EXERCISE TASK:
Extract every line that contains the word "public".

Stored items:
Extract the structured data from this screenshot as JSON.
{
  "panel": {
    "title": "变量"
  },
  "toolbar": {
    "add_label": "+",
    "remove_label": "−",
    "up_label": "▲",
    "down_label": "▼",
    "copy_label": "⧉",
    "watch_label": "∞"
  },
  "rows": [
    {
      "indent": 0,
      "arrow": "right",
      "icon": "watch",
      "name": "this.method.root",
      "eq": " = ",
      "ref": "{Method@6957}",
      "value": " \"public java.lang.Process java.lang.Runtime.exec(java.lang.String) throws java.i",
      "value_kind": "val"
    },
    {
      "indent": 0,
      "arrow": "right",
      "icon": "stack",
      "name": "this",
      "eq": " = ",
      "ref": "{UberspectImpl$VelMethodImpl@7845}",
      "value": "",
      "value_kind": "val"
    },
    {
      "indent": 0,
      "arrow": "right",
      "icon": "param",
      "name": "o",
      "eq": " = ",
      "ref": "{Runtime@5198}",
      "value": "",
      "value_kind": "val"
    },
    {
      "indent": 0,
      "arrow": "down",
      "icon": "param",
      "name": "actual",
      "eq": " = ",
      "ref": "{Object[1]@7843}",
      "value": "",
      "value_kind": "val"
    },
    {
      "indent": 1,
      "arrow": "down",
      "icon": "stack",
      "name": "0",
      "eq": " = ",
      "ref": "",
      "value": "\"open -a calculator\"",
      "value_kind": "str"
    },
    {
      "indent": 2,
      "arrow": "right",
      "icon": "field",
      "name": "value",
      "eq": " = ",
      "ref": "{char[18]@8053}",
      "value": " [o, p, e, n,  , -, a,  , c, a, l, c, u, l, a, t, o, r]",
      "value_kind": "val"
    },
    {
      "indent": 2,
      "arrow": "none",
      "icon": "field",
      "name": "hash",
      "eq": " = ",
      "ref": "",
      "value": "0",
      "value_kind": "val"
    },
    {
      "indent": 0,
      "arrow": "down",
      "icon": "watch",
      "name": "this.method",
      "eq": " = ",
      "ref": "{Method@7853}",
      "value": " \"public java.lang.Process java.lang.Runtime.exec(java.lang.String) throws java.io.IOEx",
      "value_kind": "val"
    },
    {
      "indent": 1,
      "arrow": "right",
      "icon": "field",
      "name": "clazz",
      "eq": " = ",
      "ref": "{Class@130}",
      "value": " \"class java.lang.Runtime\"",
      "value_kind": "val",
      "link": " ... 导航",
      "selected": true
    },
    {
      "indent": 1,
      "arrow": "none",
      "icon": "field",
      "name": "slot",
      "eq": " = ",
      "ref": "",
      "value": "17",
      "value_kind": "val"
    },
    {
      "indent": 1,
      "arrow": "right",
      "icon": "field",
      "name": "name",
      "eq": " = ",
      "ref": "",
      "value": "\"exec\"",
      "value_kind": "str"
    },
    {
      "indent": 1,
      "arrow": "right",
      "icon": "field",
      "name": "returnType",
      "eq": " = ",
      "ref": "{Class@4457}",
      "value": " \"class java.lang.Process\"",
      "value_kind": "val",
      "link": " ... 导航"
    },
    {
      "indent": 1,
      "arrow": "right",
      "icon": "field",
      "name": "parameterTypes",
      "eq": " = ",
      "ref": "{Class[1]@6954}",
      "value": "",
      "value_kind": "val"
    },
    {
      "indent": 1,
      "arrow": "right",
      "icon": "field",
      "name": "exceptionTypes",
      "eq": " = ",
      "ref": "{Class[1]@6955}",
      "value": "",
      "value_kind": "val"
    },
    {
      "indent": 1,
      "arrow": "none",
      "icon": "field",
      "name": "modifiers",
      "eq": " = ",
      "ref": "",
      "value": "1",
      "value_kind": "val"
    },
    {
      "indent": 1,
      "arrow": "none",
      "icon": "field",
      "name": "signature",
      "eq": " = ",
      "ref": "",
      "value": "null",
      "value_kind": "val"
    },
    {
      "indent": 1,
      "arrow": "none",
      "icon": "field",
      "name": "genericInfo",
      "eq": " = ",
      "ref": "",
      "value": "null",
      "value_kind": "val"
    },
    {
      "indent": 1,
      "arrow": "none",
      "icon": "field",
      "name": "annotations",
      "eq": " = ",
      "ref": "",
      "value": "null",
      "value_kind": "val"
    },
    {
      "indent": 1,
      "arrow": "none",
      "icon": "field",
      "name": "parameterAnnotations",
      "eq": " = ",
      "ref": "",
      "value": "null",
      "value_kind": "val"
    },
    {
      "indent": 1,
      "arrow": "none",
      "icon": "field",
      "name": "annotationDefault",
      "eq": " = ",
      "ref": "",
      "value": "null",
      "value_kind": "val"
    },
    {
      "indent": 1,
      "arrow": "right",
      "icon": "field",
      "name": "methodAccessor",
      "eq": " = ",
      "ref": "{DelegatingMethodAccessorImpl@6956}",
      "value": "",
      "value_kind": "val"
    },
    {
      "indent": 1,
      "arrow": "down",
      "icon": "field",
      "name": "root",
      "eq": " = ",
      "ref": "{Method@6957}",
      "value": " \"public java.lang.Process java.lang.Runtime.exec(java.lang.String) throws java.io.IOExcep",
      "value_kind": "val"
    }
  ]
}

COMPLETED TASK:
      "value": " \"public java.lang.Process java.lang.Runtime.exec(java.lang.String) throws java.i",
      "value": " \"public java.lang.Process java.lang.Runtime.exec(java.lang.String) throws java.io.IOEx",
      "value": " \"public java.lang.Process java.lang.Runtime.exec(java.lang.String) throws java.io.IOExcep",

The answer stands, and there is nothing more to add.